Data excerpts:
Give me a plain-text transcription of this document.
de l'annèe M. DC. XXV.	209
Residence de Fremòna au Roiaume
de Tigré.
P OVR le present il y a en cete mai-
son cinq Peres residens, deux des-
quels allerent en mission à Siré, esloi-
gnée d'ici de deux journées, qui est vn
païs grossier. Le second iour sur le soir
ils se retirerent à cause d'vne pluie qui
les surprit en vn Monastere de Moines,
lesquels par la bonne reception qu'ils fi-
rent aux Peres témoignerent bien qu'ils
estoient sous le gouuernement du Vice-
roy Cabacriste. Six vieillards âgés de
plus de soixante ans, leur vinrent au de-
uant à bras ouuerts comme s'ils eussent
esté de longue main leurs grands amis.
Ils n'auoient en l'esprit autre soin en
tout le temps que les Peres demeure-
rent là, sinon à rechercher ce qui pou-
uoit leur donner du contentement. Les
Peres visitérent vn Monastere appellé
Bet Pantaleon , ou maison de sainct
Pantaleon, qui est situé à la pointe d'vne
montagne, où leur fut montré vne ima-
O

# Aim
Above are some records; extract every one of them exactly.

# Task output
Give me a plain-text transcription of this document.
de l'annèe M. DC. XXV.	209
Residence de Fremòna au Roiaume
de Tigré.
P OVR le present il y a en cete mai-
son cinq Peres residens, deux des-
quels allerent en mission à Siré, esloi-
gnée d'ici de deux journées, qui est vn
païs grossier. Le second iour sur le soir
ils se retirerent à cause d'vne pluie qui
les surprit en vn Monastere de Moines,
lesquels par la bonne reception qu'ils fi-
rent aux Peres témoignerent bien qu'ils
estoient sous le gouuernement du Vice-
roy Cabacriste. Six vieillards âgés de
plus de soixante ans, leur vinrent au de-
uant à bras ouuerts comme s'ils eussent
esté de longue main leurs grands amis.
Ils n'auoient en l'esprit autre soin en
tout le temps que les Peres demeure-
rent là, sinon à rechercher ce qui pou-
uoit leur donner du contentement. Les
Peres visitérent vn Monastere appellé
Bet Pantaleon , ou maison de sainct
Pantaleon, qui est situé à la pointe d'vne
montagne, où leur fut montré vne ima-
O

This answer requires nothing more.